WHAT THE EXERCISE ASKS
Your task is to transcribe all the entries exactly, excluding pictures.

##### THE DATA

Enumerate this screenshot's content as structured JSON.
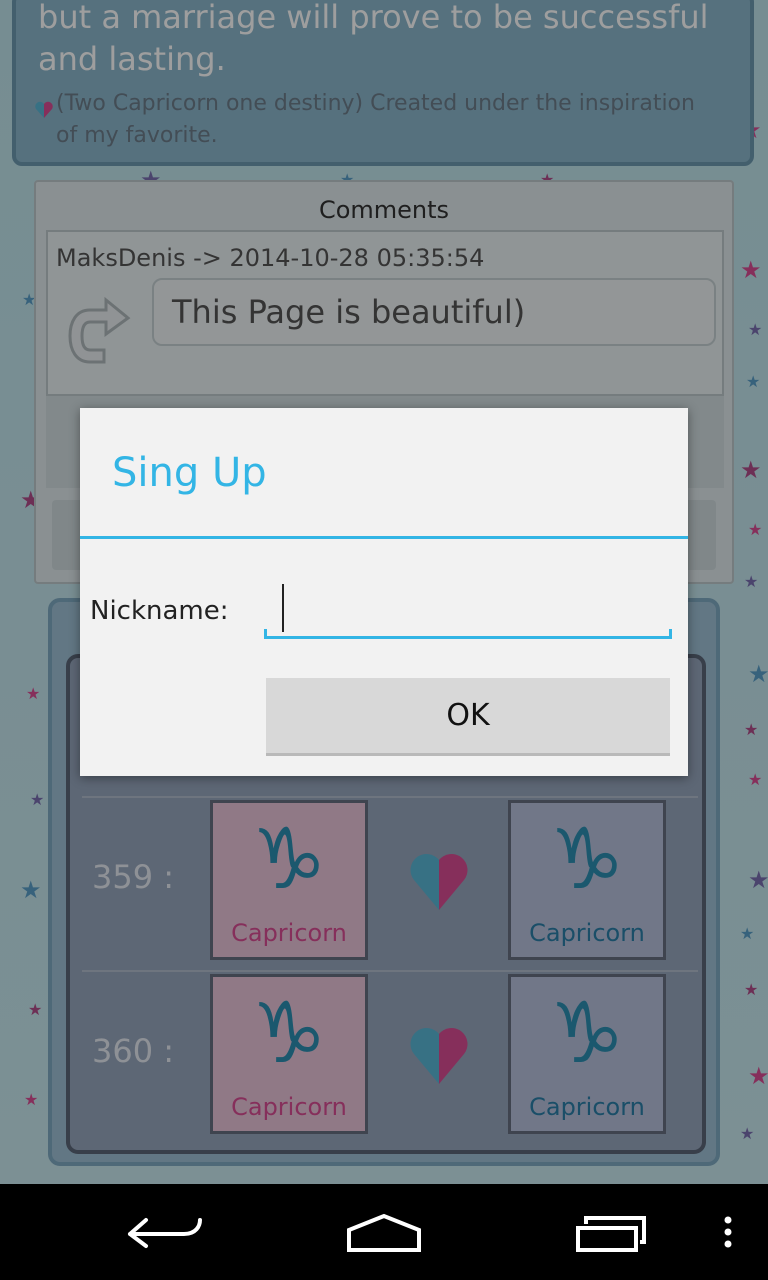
{
  "story": {
    "text": "but a marriage will prove to be successful and lasting.",
    "subtitle": "(Two Capricorn one destiny) Created under the inspiration of my favorite."
  },
  "comments": {
    "title": "Comments",
    "items": [
      {
        "meta": "MaksDenis -> 2014-10-28 05:35:54",
        "text": "This Page is beautiful)"
      }
    ]
  },
  "matches": {
    "rows": [
      {
        "number": "359 :",
        "left_sign": "Capricorn",
        "right_sign": "Capricorn"
      },
      {
        "number": "360 :",
        "left_sign": "Capricorn",
        "right_sign": "Capricorn"
      }
    ]
  },
  "dialog": {
    "title": "Sing Up",
    "nickname_label": "Nickname:",
    "nickname_value": "",
    "ok_label": "OK"
  },
  "icons": {
    "capricorn": "♑",
    "heart": "split-heart-icon"
  },
  "colors": {
    "accent": "#33b5e5",
    "pink": "#d84d94",
    "blue": "#2c8fb2"
  }
}
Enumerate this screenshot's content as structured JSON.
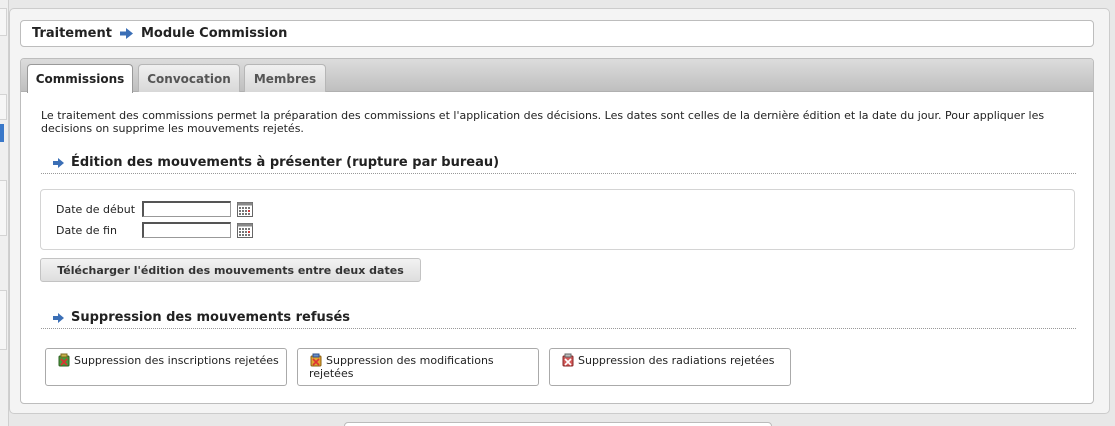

##########

ANSWER
Enumerate this screenshot's content as structured JSON.
{
  "story": {
    "text": "but a marriage will prove to be successful and lasting.",
    "subtitle": "(Two Capricorn one destiny) Created under the inspiration of my favorite."
  },
  "comments": {
    "title": "Comments",
    "items": [
      {
        "meta": "MaksDenis -> 2014-10-28 05:35:54",
        "text": "This Page is beautiful)"
      }
    ]
  },
  "matches": {
    "rows": [
      {
        "number": "359 :",
        "left_sign": "Capricorn",
        "right_sign": "Capricorn"
      },
      {
        "number": "360 :",
        "left_sign": "Capricorn",
        "right_sign": "Capricorn"
      }
    ]
  },
  "dialog": {
    "title": "Sing Up",
    "nickname_label": "Nickname:",
    "nickname_value": "",
    "ok_label": "OK"
  },
  "icons": {
    "capricorn": "♑",
    "heart": "split-heart-icon"
  },
  "colors": {
    "accent": "#33b5e5",
    "pink": "#d84d94",
    "blue": "#2c8fb2"
  }
}
Enumerate this screenshot's content as structured JSON.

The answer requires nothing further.